------ Given records
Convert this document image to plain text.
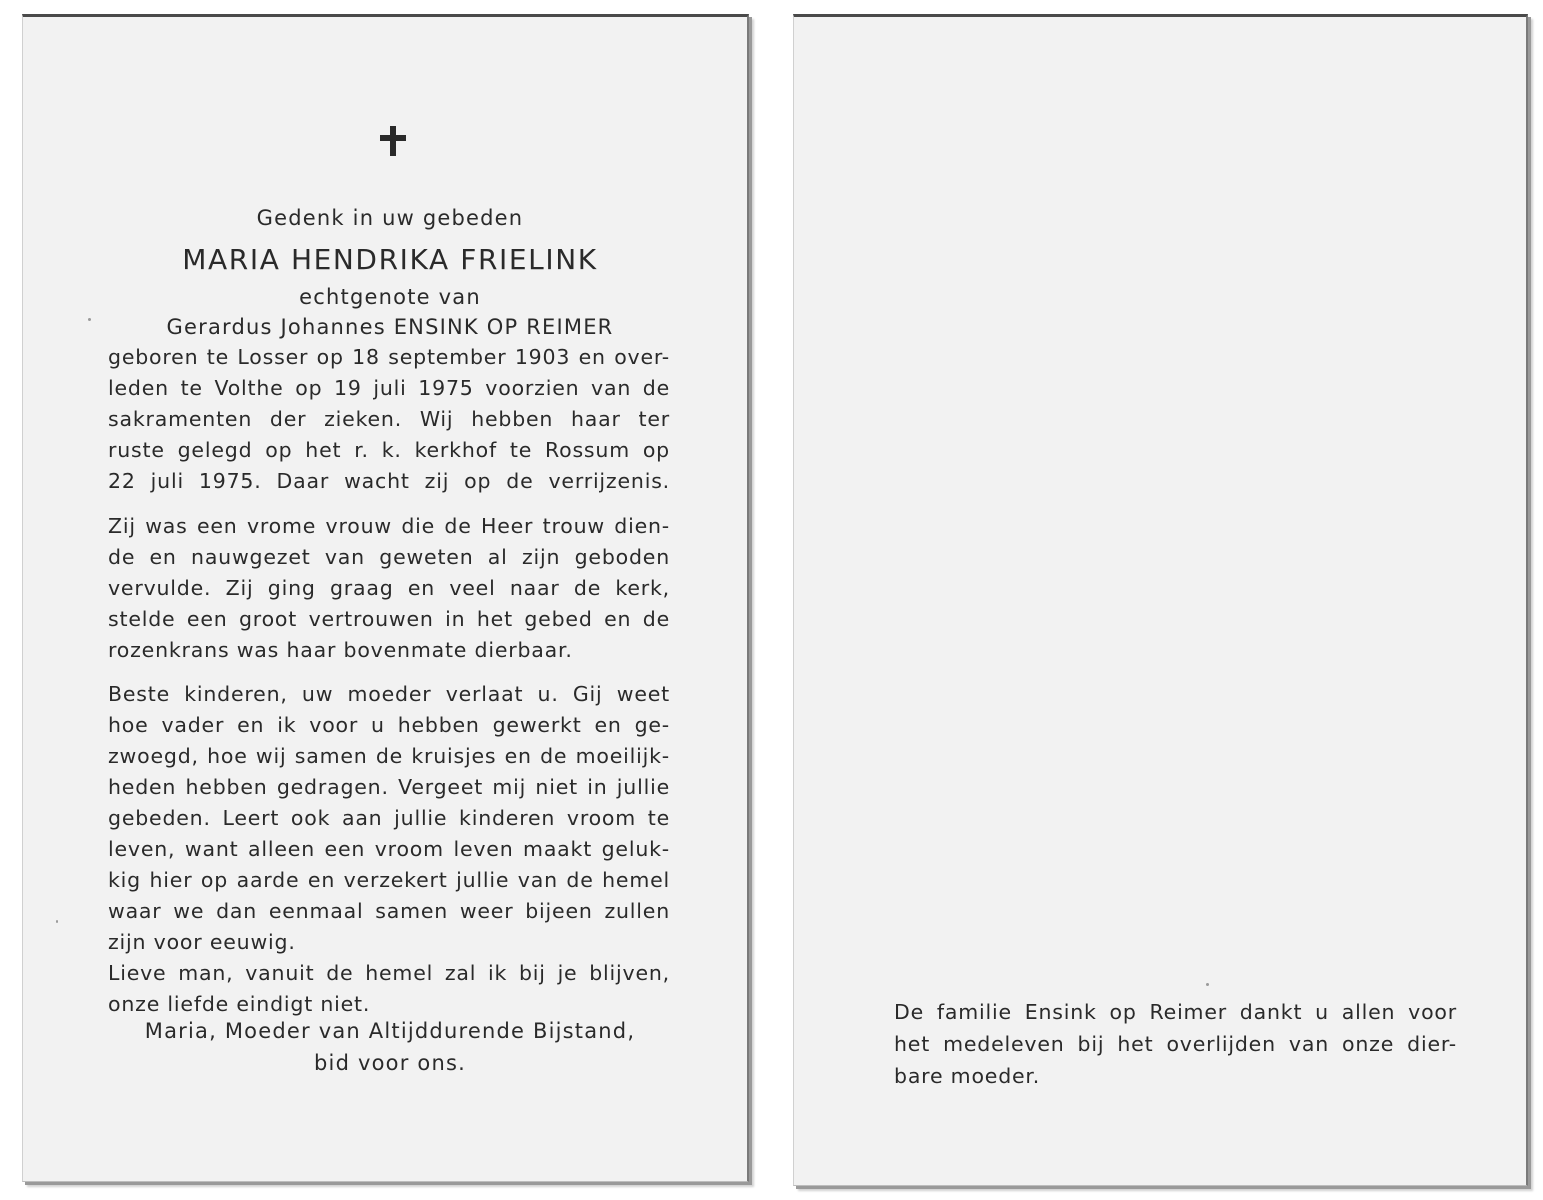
Gedenk in uw gebeden
MARIA HENDRIKA FRIELINK
echtgenote van
Gerardus Johannes ENSINK OP REIMER
geboren te Losser op 18 september 1903 en over-
leden te Volthe op 19 juli 1975 voorzien van de
sakramenten der zieken. Wij hebben haar ter
ruste gelegd op het r. k. kerkhof te Rossum op
22 juli 1975. Daar wacht zij op de verrijzenis.
Zij was een vrome vrouw die de Heer trouw dien-
de en nauwgezet van geweten al zijn geboden
vervulde. Zij ging graag en veel naar de kerk,
stelde een groot vertrouwen in het gebed en de
rozenkrans was haar bovenmate dierbaar.
Beste kinderen, uw moeder verlaat u. Gij weet
hoe vader en ik voor u hebben gewerkt en ge-
zwoegd, hoe wij samen de kruisjes en de moeilijk-
heden hebben gedragen. Vergeet mij niet in jullie
gebeden. Leert ook aan jullie kinderen vroom te
leven, want alleen een vroom leven maakt geluk-
kig hier op aarde en verzekert jullie van de hemel
waar we dan eenmaal samen weer bijeen zullen
zijn voor eeuwig.
Lieve man, vanuit de hemel zal ik bij je blijven,
onze liefde eindigt niet.
Maria, Moeder van Altijddurende Bijstand,
bid voor ons.
De familie Ensink op Reimer dankt u allen voor
het medeleven bij het overlijden van onze dier-
bare moeder.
------------
▶ _Set task_: Filter the listing for the word "vroom" and copy every line that holds it.

▶ _Result for this exercise_:
gebeden. Leert ook aan jullie kinderen vroom te
leven, want alleen een vroom leven maakt geluk-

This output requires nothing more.